# WHAT THIS TASK INVOLVES:
Copy the records word for word, omitting all pictures.

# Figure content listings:
---------------

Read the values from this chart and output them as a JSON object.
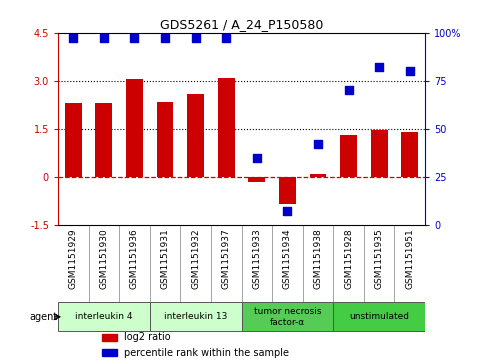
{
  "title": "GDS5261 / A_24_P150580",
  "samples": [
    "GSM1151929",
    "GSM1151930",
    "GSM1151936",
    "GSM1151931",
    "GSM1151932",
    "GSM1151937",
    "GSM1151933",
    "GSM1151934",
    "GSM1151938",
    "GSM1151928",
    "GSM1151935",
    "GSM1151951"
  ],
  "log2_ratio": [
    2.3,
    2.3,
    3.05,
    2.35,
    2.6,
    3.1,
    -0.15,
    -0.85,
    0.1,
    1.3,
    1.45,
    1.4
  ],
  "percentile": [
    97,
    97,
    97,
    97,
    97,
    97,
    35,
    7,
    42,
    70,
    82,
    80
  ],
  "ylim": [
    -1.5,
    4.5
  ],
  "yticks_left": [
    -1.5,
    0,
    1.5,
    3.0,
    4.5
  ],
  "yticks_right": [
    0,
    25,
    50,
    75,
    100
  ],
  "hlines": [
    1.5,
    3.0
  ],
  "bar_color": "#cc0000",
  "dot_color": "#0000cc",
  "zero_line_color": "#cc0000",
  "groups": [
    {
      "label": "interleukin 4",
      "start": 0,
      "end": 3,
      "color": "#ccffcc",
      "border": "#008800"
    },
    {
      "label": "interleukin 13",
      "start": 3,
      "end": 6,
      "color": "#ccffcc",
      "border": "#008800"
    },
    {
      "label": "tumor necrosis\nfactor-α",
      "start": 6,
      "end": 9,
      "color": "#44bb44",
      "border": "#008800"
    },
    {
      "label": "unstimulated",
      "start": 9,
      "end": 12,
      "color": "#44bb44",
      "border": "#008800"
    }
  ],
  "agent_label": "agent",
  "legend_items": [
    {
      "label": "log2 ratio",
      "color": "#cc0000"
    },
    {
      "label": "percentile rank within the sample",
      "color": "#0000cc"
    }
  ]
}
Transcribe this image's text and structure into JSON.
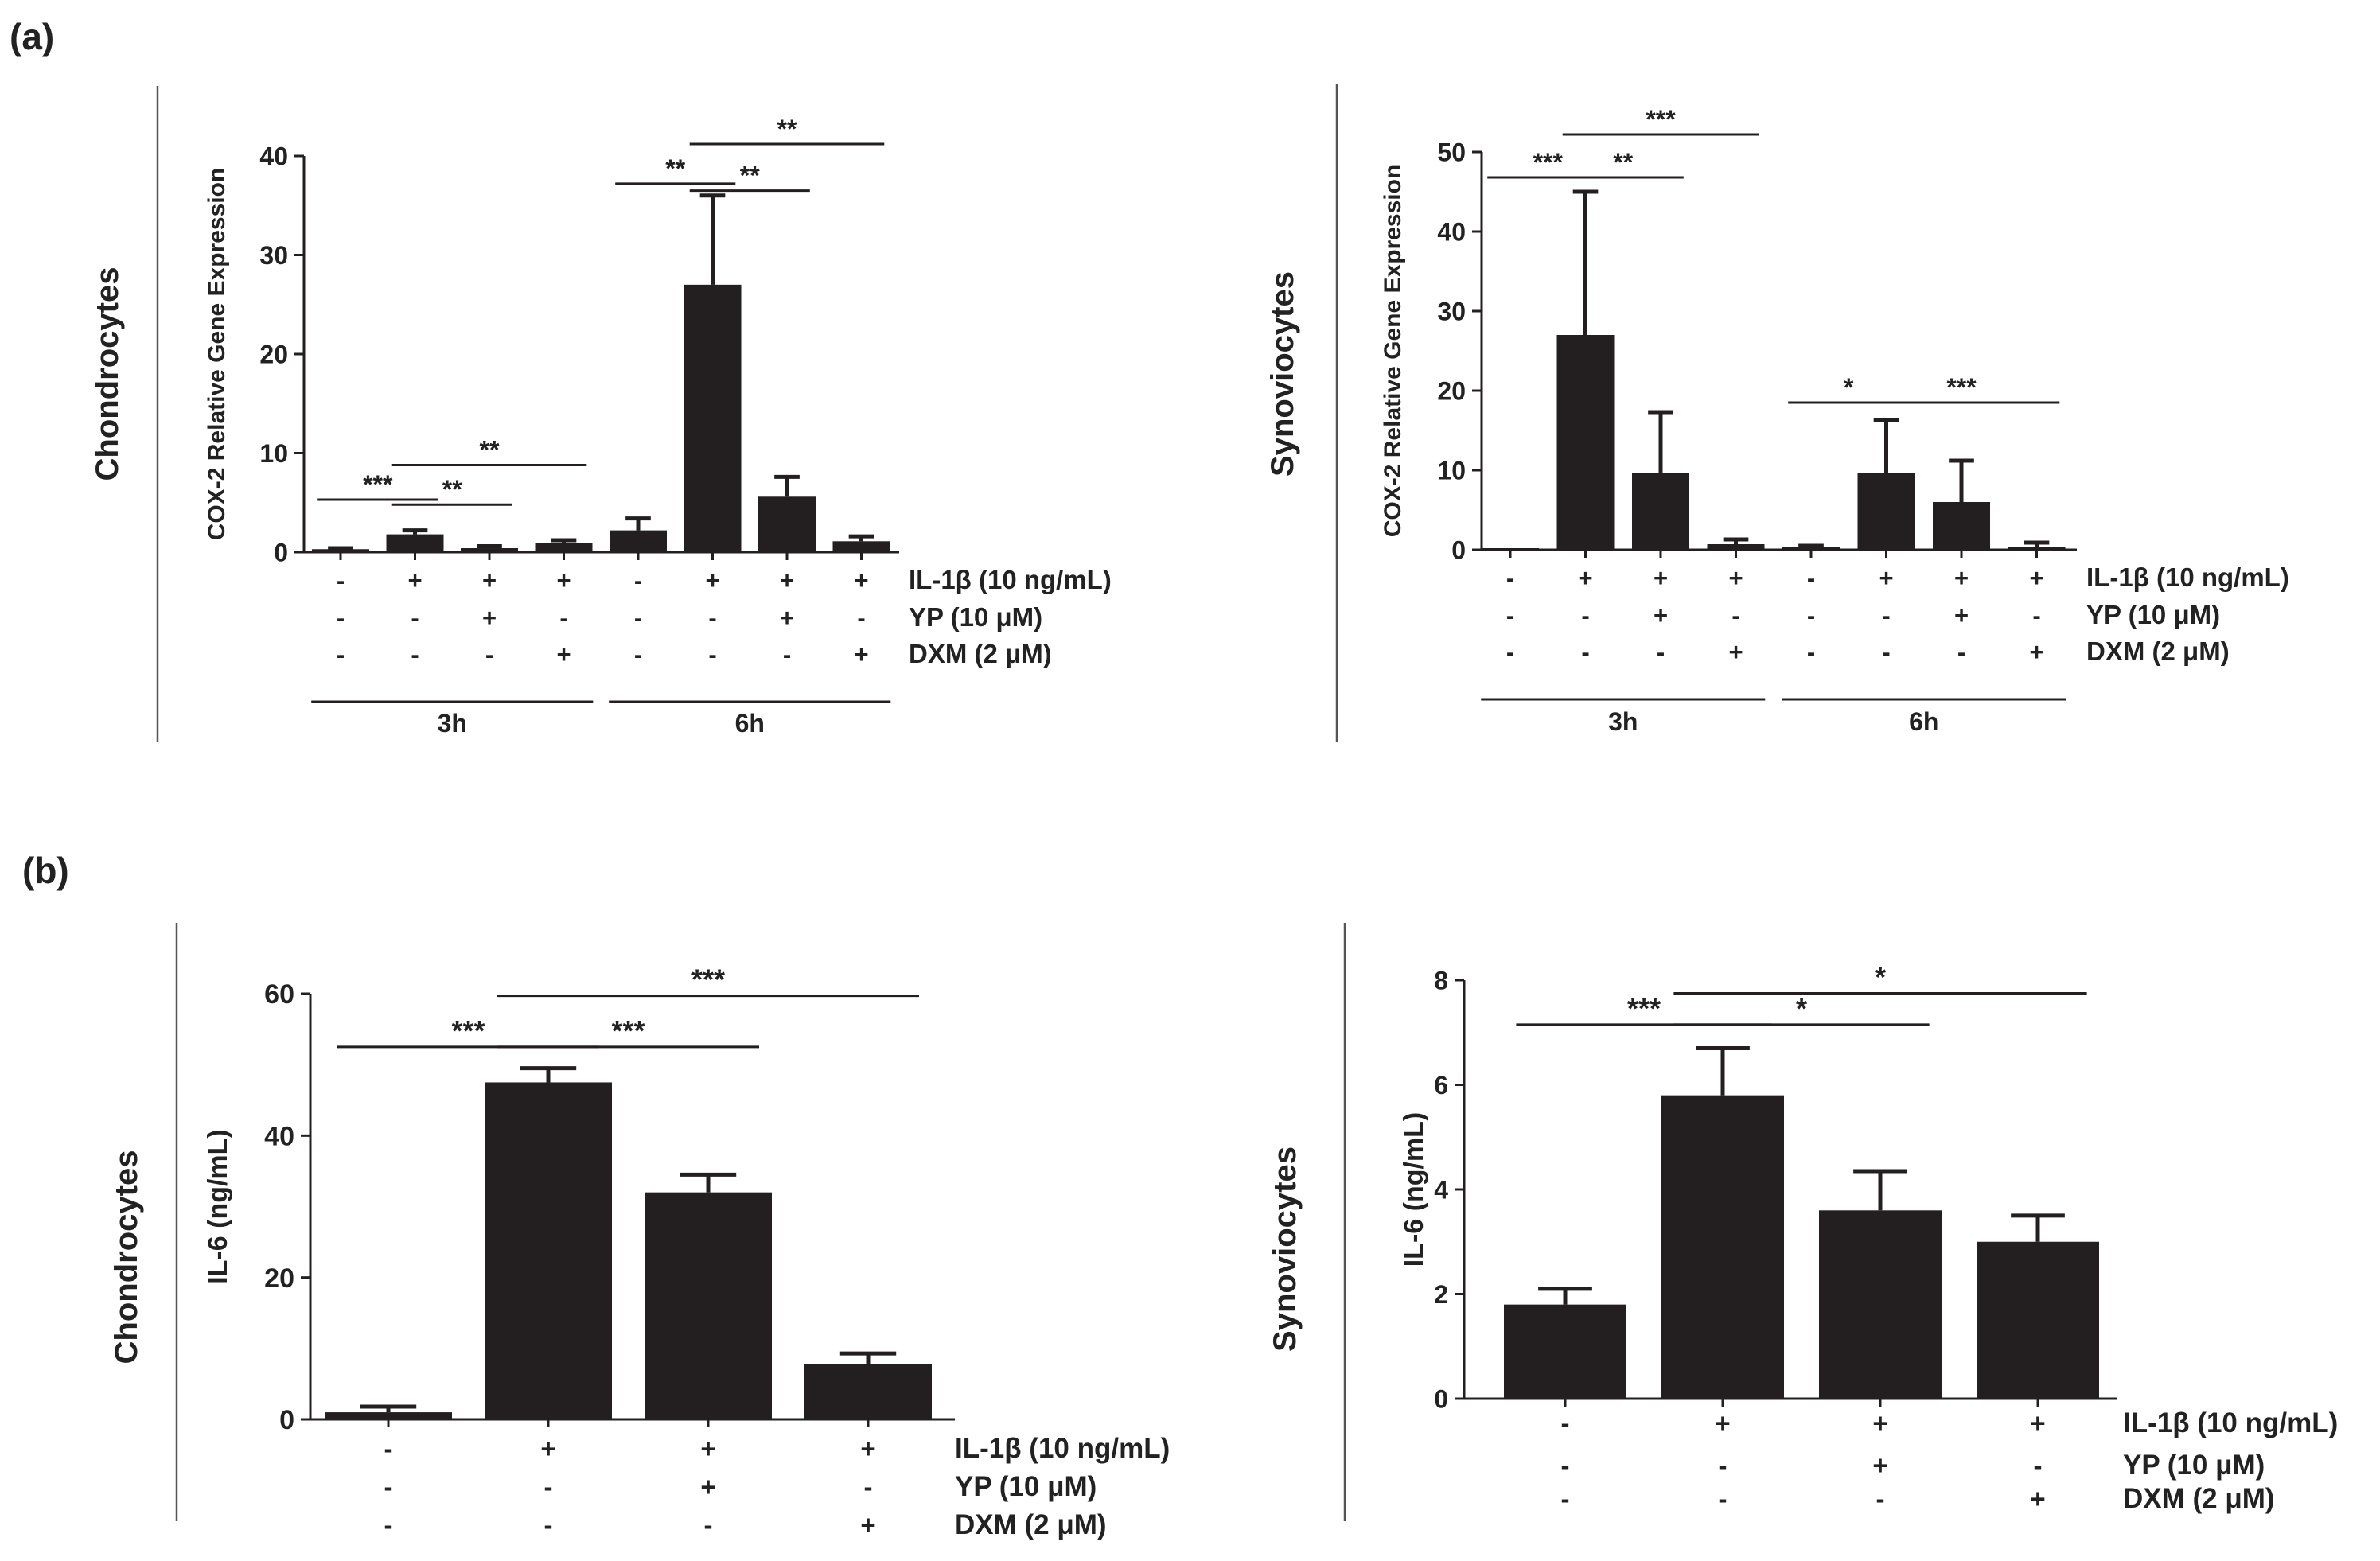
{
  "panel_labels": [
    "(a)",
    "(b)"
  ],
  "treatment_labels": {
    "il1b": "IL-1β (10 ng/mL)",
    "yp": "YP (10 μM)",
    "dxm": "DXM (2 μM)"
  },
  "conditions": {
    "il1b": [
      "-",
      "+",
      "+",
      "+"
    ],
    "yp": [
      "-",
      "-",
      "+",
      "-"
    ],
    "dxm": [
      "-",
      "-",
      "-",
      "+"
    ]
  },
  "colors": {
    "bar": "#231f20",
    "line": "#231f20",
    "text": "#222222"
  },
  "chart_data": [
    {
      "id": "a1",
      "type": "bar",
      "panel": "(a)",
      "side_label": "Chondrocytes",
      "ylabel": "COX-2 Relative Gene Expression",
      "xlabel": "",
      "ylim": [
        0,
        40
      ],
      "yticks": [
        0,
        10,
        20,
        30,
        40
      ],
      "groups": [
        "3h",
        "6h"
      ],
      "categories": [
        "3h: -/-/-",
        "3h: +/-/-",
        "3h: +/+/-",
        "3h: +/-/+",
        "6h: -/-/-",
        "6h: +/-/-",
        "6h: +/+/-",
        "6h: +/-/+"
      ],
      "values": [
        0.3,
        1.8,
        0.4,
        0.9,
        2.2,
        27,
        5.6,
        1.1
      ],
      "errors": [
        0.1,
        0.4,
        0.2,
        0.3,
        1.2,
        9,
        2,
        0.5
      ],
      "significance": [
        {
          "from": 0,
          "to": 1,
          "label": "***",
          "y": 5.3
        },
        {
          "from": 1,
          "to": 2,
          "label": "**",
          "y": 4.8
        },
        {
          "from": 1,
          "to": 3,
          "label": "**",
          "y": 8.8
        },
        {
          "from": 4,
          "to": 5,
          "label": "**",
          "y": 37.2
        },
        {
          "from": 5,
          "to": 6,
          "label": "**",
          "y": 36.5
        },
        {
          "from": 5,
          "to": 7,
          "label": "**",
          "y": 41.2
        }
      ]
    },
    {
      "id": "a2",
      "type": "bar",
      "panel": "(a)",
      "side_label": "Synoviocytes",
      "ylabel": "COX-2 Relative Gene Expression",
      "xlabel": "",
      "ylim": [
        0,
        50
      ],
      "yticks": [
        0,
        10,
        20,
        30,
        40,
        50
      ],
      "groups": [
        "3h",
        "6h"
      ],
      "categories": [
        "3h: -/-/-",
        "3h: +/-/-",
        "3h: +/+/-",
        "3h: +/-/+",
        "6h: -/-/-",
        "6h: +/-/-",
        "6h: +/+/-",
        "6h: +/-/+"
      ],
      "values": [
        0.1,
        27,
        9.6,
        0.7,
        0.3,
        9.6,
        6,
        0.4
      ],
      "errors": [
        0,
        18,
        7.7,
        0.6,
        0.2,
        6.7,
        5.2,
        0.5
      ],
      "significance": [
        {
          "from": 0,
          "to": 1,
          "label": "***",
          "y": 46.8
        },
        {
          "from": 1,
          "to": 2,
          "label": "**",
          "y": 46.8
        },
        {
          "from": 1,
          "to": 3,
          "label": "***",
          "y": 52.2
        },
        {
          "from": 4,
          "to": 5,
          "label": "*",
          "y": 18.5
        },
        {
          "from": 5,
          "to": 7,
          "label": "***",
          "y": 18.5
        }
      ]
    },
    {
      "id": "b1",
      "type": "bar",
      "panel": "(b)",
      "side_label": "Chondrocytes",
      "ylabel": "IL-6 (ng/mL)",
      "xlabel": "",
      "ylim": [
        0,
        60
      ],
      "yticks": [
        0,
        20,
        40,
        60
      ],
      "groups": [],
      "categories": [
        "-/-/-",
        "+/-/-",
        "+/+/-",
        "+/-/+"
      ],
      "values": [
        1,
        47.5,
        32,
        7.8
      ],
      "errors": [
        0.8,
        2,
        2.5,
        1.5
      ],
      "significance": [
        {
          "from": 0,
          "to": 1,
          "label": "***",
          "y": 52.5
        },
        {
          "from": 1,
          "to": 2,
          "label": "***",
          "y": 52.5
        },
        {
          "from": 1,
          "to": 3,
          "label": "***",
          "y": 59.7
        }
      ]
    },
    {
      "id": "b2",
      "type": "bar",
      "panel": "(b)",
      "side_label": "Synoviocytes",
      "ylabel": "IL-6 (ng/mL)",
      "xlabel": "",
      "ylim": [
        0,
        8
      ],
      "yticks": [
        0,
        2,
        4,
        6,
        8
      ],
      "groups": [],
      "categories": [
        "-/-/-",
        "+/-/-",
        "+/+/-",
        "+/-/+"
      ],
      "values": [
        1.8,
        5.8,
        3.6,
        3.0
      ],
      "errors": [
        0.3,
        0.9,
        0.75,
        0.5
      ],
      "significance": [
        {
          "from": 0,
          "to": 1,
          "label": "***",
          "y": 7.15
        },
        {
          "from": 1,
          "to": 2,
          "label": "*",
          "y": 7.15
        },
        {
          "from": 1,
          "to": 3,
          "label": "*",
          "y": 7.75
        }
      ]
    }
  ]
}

---------------

# SOLUTION FOR THIS EXERCISE:
Read the values from this chart and output them as a JSON object.
{
  "title": "GDS5261 / A_24_P150580",
  "samples": [
    "GSM1151929",
    "GSM1151930",
    "GSM1151936",
    "GSM1151931",
    "GSM1151932",
    "GSM1151937",
    "GSM1151933",
    "GSM1151934",
    "GSM1151938",
    "GSM1151928",
    "GSM1151935",
    "GSM1151951"
  ],
  "log2_ratio": [
    2.3,
    2.3,
    3.05,
    2.35,
    2.6,
    3.1,
    -0.15,
    -0.85,
    0.1,
    1.3,
    1.45,
    1.4
  ],
  "percentile": [
    97,
    97,
    97,
    97,
    97,
    97,
    35,
    7,
    42,
    70,
    82,
    80
  ],
  "ylim": [
    -1.5,
    4.5
  ],
  "yticks_left": [
    -1.5,
    0,
    1.5,
    3.0,
    4.5
  ],
  "yticks_right": [
    0,
    25,
    50,
    75,
    100
  ],
  "hlines": [
    1.5,
    3.0
  ],
  "bar_color": "#cc0000",
  "dot_color": "#0000cc",
  "zero_line_color": "#cc0000",
  "groups": [
    {
      "label": "interleukin 4",
      "start": 0,
      "end": 3,
      "color": "#ccffcc",
      "border": "#008800"
    },
    {
      "label": "interleukin 13",
      "start": 3,
      "end": 6,
      "color": "#ccffcc",
      "border": "#008800"
    },
    {
      "label": "tumor necrosis\nfactor-α",
      "start": 6,
      "end": 9,
      "color": "#44bb44",
      "border": "#008800"
    },
    {
      "label": "unstimulated",
      "start": 9,
      "end": 12,
      "color": "#44bb44",
      "border": "#008800"
    }
  ],
  "agent_label": "agent",
  "legend_items": [
    {
      "label": "log2 ratio",
      "color": "#cc0000"
    },
    {
      "label": "percentile rank within the sample",
      "color": "#0000cc"
    }
  ]
}
Transcribe this image's text and structure into JSON.
{
  "panel_labels": [
    "(a)",
    "(b)"
  ],
  "treatment_labels": {
    "il1b": "IL-1β (10 ng/mL)",
    "yp": "YP (10 μM)",
    "dxm": "DXM (2 μM)"
  },
  "conditions": {
    "il1b": [
      "-",
      "+",
      "+",
      "+"
    ],
    "yp": [
      "-",
      "-",
      "+",
      "-"
    ],
    "dxm": [
      "-",
      "-",
      "-",
      "+"
    ]
  },
  "colors": {
    "bar": "#231f20",
    "line": "#231f20",
    "text": "#222222"
  },
  "chart_data": [
    {
      "id": "a1",
      "type": "bar",
      "panel": "(a)",
      "side_label": "Chondrocytes",
      "ylabel": "COX-2 Relative Gene Expression",
      "xlabel": "",
      "ylim": [
        0,
        40
      ],
      "yticks": [
        0,
        10,
        20,
        30,
        40
      ],
      "groups": [
        "3h",
        "6h"
      ],
      "categories": [
        "3h: -/-/-",
        "3h: +/-/-",
        "3h: +/+/-",
        "3h: +/-/+",
        "6h: -/-/-",
        "6h: +/-/-",
        "6h: +/+/-",
        "6h: +/-/+"
      ],
      "values": [
        0.3,
        1.8,
        0.4,
        0.9,
        2.2,
        27,
        5.6,
        1.1
      ],
      "errors": [
        0.1,
        0.4,
        0.2,
        0.3,
        1.2,
        9,
        2,
        0.5
      ],
      "significance": [
        {
          "from": 0,
          "to": 1,
          "label": "***",
          "y": 5.3
        },
        {
          "from": 1,
          "to": 2,
          "label": "**",
          "y": 4.8
        },
        {
          "from": 1,
          "to": 3,
          "label": "**",
          "y": 8.8
        },
        {
          "from": 4,
          "to": 5,
          "label": "**",
          "y": 37.2
        },
        {
          "from": 5,
          "to": 6,
          "label": "**",
          "y": 36.5
        },
        {
          "from": 5,
          "to": 7,
          "label": "**",
          "y": 41.2
        }
      ]
    },
    {
      "id": "a2",
      "type": "bar",
      "panel": "(a)",
      "side_label": "Synoviocytes",
      "ylabel": "COX-2 Relative Gene Expression",
      "xlabel": "",
      "ylim": [
        0,
        50
      ],
      "yticks": [
        0,
        10,
        20,
        30,
        40,
        50
      ],
      "groups": [
        "3h",
        "6h"
      ],
      "categories": [
        "3h: -/-/-",
        "3h: +/-/-",
        "3h: +/+/-",
        "3h: +/-/+",
        "6h: -/-/-",
        "6h: +/-/-",
        "6h: +/+/-",
        "6h: +/-/+"
      ],
      "values": [
        0.1,
        27,
        9.6,
        0.7,
        0.3,
        9.6,
        6,
        0.4
      ],
      "errors": [
        0,
        18,
        7.7,
        0.6,
        0.2,
        6.7,
        5.2,
        0.5
      ],
      "significance": [
        {
          "from": 0,
          "to": 1,
          "label": "***",
          "y": 46.8
        },
        {
          "from": 1,
          "to": 2,
          "label": "**",
          "y": 46.8
        },
        {
          "from": 1,
          "to": 3,
          "label": "***",
          "y": 52.2
        },
        {
          "from": 4,
          "to": 5,
          "label": "*",
          "y": 18.5
        },
        {
          "from": 5,
          "to": 7,
          "label": "***",
          "y": 18.5
        }
      ]
    },
    {
      "id": "b1",
      "type": "bar",
      "panel": "(b)",
      "side_label": "Chondrocytes",
      "ylabel": "IL-6 (ng/mL)",
      "xlabel": "",
      "ylim": [
        0,
        60
      ],
      "yticks": [
        0,
        20,
        40,
        60
      ],
      "groups": [],
      "categories": [
        "-/-/-",
        "+/-/-",
        "+/+/-",
        "+/-/+"
      ],
      "values": [
        1,
        47.5,
        32,
        7.8
      ],
      "errors": [
        0.8,
        2,
        2.5,
        1.5
      ],
      "significance": [
        {
          "from": 0,
          "to": 1,
          "label": "***",
          "y": 52.5
        },
        {
          "from": 1,
          "to": 2,
          "label": "***",
          "y": 52.5
        },
        {
          "from": 1,
          "to": 3,
          "label": "***",
          "y": 59.7
        }
      ]
    },
    {
      "id": "b2",
      "type": "bar",
      "panel": "(b)",
      "side_label": "Synoviocytes",
      "ylabel": "IL-6 (ng/mL)",
      "xlabel": "",
      "ylim": [
        0,
        8
      ],
      "yticks": [
        0,
        2,
        4,
        6,
        8
      ],
      "groups": [],
      "categories": [
        "-/-/-",
        "+/-/-",
        "+/+/-",
        "+/-/+"
      ],
      "values": [
        1.8,
        5.8,
        3.6,
        3.0
      ],
      "errors": [
        0.3,
        0.9,
        0.75,
        0.5
      ],
      "significance": [
        {
          "from": 0,
          "to": 1,
          "label": "***",
          "y": 7.15
        },
        {
          "from": 1,
          "to": 2,
          "label": "*",
          "y": 7.15
        },
        {
          "from": 1,
          "to": 3,
          "label": "*",
          "y": 7.75
        }
      ]
    }
  ]
}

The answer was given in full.